■ EXERCISE BRIEF ■
Extract all lines in the data that contain the word "will".

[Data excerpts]
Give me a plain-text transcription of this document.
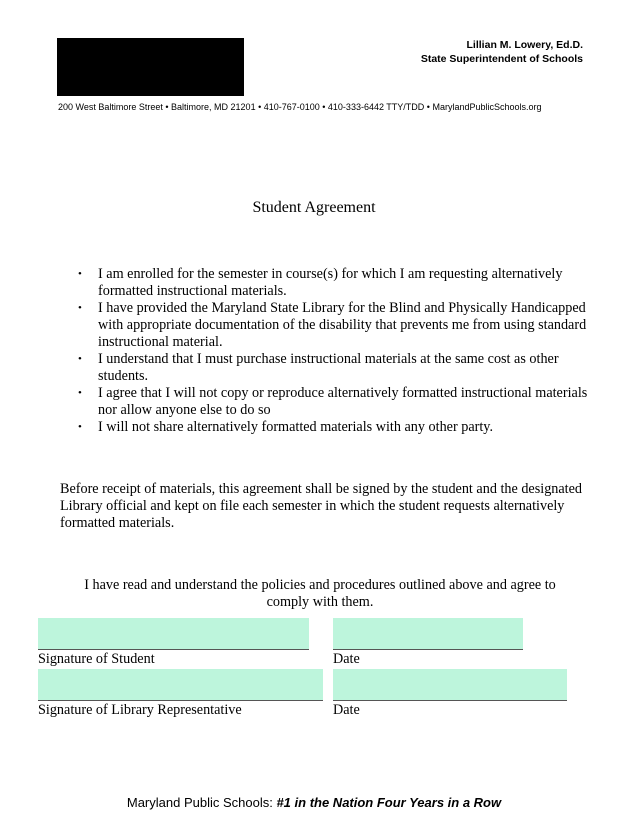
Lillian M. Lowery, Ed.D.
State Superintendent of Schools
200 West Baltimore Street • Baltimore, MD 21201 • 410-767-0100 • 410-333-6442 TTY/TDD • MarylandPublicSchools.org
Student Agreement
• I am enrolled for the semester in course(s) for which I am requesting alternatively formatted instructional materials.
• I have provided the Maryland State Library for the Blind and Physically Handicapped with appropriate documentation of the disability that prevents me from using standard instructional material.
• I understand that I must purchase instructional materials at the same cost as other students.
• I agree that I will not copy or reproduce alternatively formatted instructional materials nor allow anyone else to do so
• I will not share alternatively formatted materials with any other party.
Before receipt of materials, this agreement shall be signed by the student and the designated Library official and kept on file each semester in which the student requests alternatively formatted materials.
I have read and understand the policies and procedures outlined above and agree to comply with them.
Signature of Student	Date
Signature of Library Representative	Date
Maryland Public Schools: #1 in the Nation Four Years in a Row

■ SOLUTION ■
• I agree that I will not copy or reproduce alternatively formatted instructional materials nor allow anyone else to do so
• I will not share alternatively formatted materials with any other party.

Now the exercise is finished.